◆ **TASK PROMPT**
Which lines hold the word "major"? Copy each of them from the material.

>>>>>

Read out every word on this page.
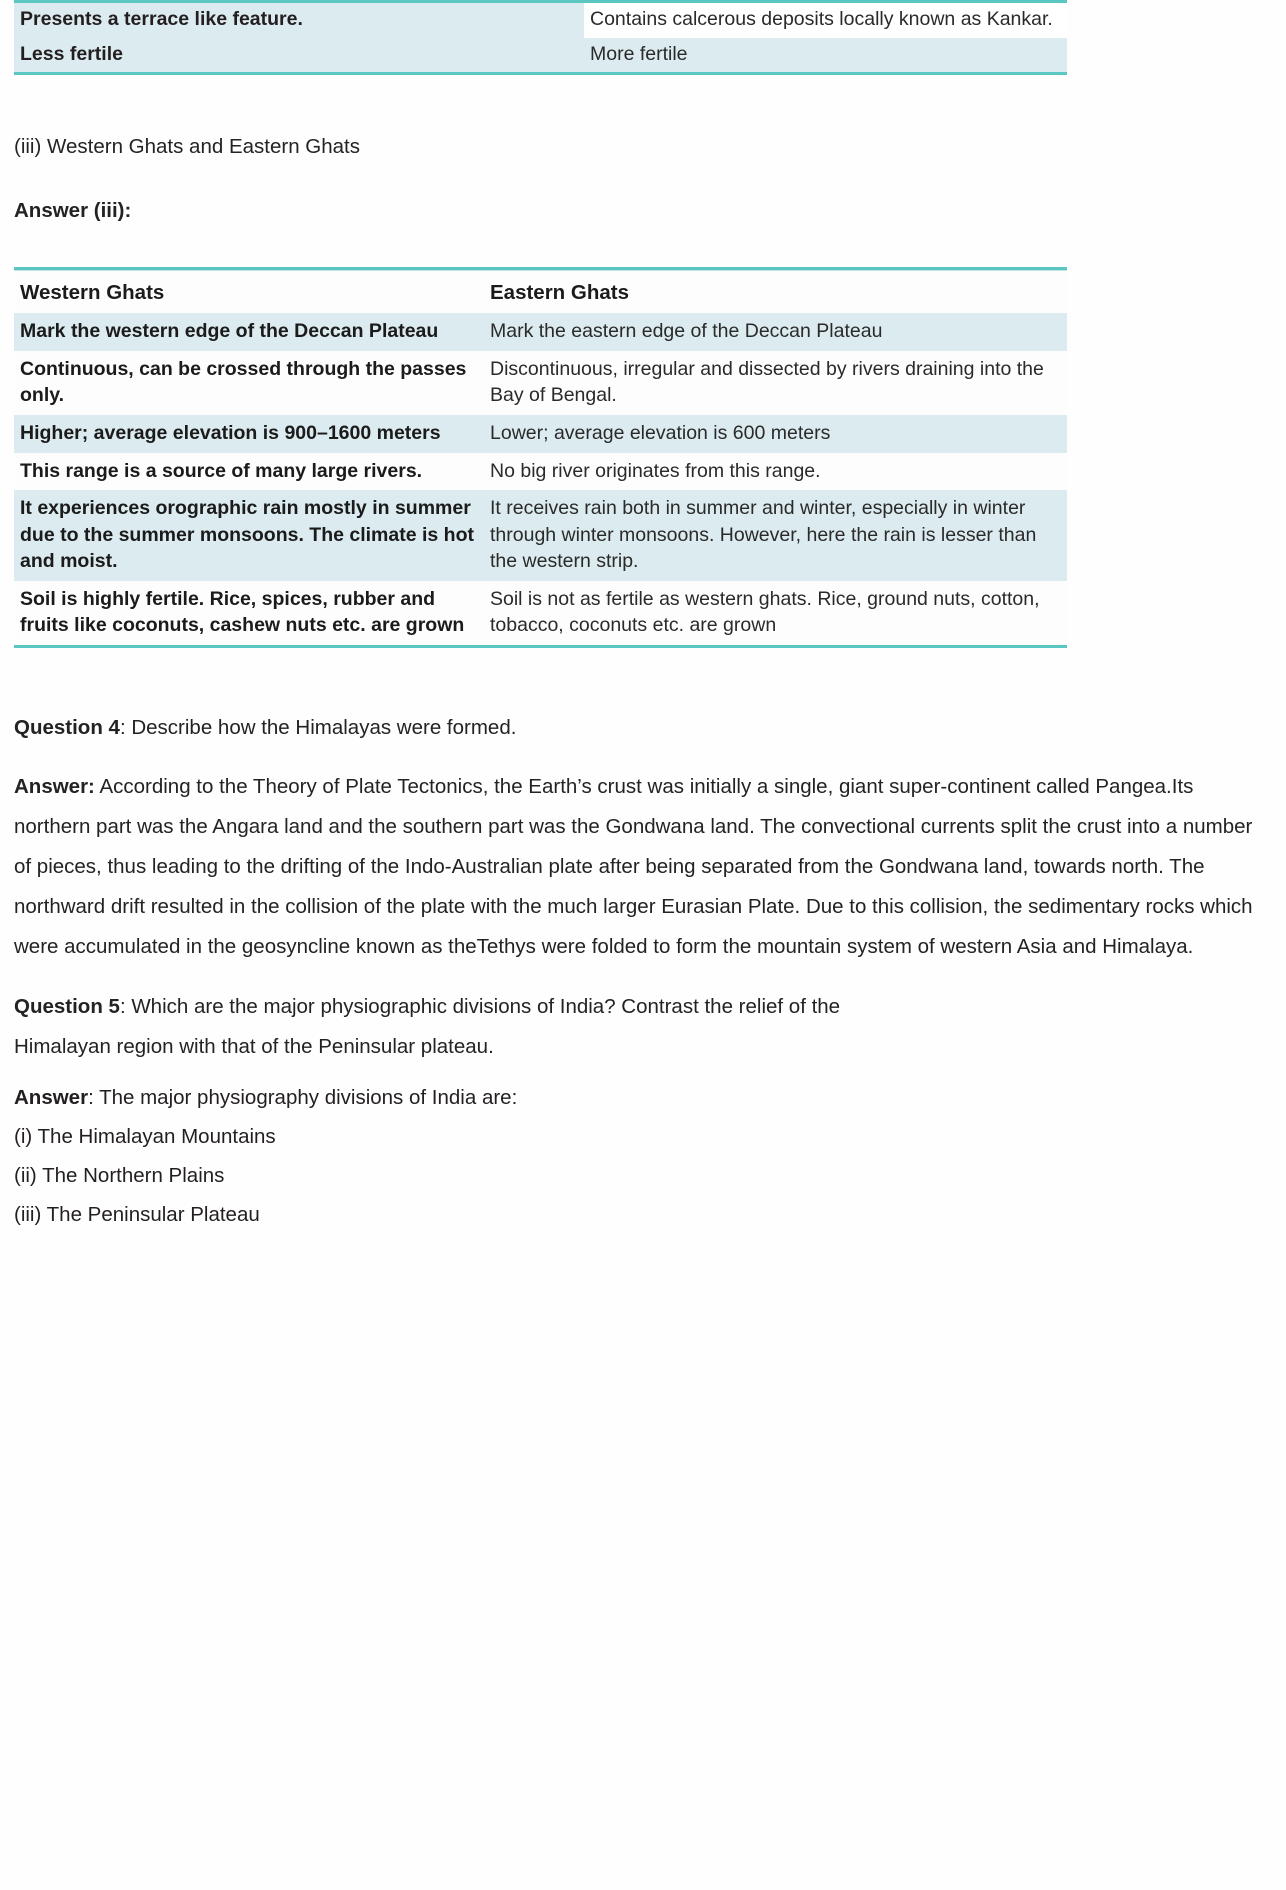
Presents a terrace like feature.	Contains calcerous deposits locally known as Kankar.
Less fertile	More fertile

(iii) Western Ghats and Eastern Ghats

Answer (iii):

Western Ghats	Eastern Ghats
Mark the western edge of the Deccan Plateau	Mark the eastern edge of the Deccan Plateau
Continuous, can be crossed through the passes only.	Discontinuous, irregular and dissected by rivers draining into the Bay of Bengal.
Higher; average elevation is 900–1600 meters	Lower; average elevation is 600 meters
This range is a source of many large rivers.	No big river originates from this range.
It experiences orographic rain mostly in summer due to the summer monsoons. The climate is hot and moist.	It receives rain both in summer and winter, especially in winter through winter monsoons. However, here the rain is lesser than the western strip.
Soil is highly fertile. Rice, spices, rubber and fruits like coconuts, cashew nuts etc. are grown	Soil is not as fertile as western ghats. Rice, ground nuts, cotton, tobacco, coconuts etc. are grown

Question 4: Describe how the Himalayas were formed.

Answer: According to the Theory of Plate Tectonics, the Earth’s crust was initially a single, giant super-continent called Pangea.Its northern part was the Angara land and the southern part was the Gondwana land. The convectional currents split the crust into a number of pieces, thus leading to the drifting of the Indo-Australian plate after being separated from the Gondwana land, towards north. The northward drift resulted in the collision of the plate with the much larger Eurasian Plate. Due to this collision, the sedimentary rocks which were accumulated in the geosyncline known as theTethys were folded to form the mountain system of western Asia and Himalaya.

Question 5: Which are the major physiographic divisions of India? Contrast the relief of the

Himalayan region with that of the Peninsular plateau.

Answer: The major physiography divisions of India are:

(i) The Himalayan Mountains

(ii) The Northern Plains

(iii) The Peninsular Plateau
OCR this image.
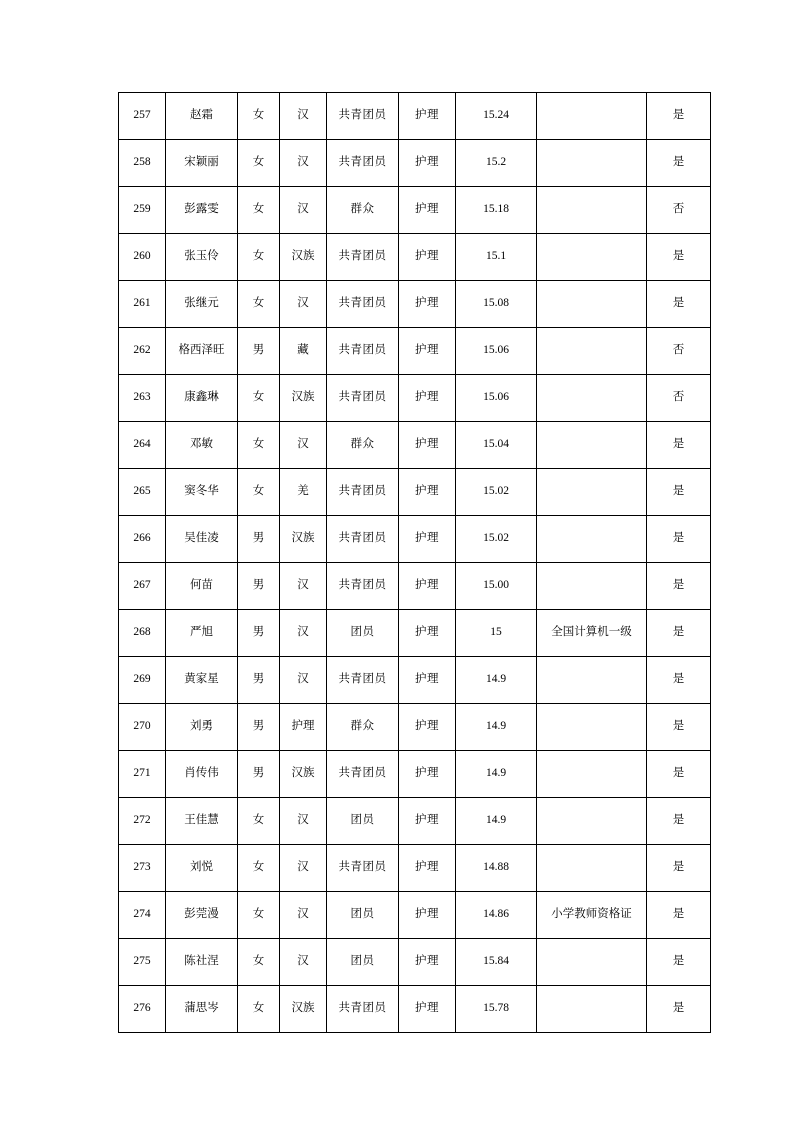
257	赵霜	女	汉	共青团员	护理	15.24		是
258	宋颖丽	女	汉	共青团员	护理	15.2		是
259	彭露雯	女	汉	群众	护理	15.18		否
260	张玉伶	女	汉族	共青团员	护理	15.1		是
261	张继元	女	汉	共青团员	护理	15.08		是
262	格西泽旺	男	藏	共青团员	护理	15.06		否
263	康鑫琳	女	汉族	共青团员	护理	15.06		否
264	邓敏	女	汉	群众	护理	15.04		是
265	窦冬华	女	羌	共青团员	护理	15.02		是
266	吴佳凌	男	汉族	共青团员	护理	15.02		是
267	何苗	男	汉	共青团员	护理	15.00		是
268	严旭	男	汉	团员	护理	15	全国计算机一级	是
269	黄家星	男	汉	共青团员	护理	14.9		是
270	刘勇	男	护理	群众	护理	14.9		是
271	肖传伟	男	汉族	共青团员	护理	14.9		是
272	王佳慧	女	汉	团员	护理	14.9		是
273	刘悦	女	汉	共青团员	护理	14.88		是
274	彭莞漫	女	汉	团员	护理	14.86	小学教师资格证	是
275	陈社涅	女	汉	团员	护理	15.84		是
276	蒲思岑	女	汉族	共青团员	护理	15.78		是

<<<<<

◆ **ANSWER TO THE PROBLEM**
Question 5: Which are the major physiographic divisions of India? Contrast the relief of the
Answer: The major physiography divisions of India are:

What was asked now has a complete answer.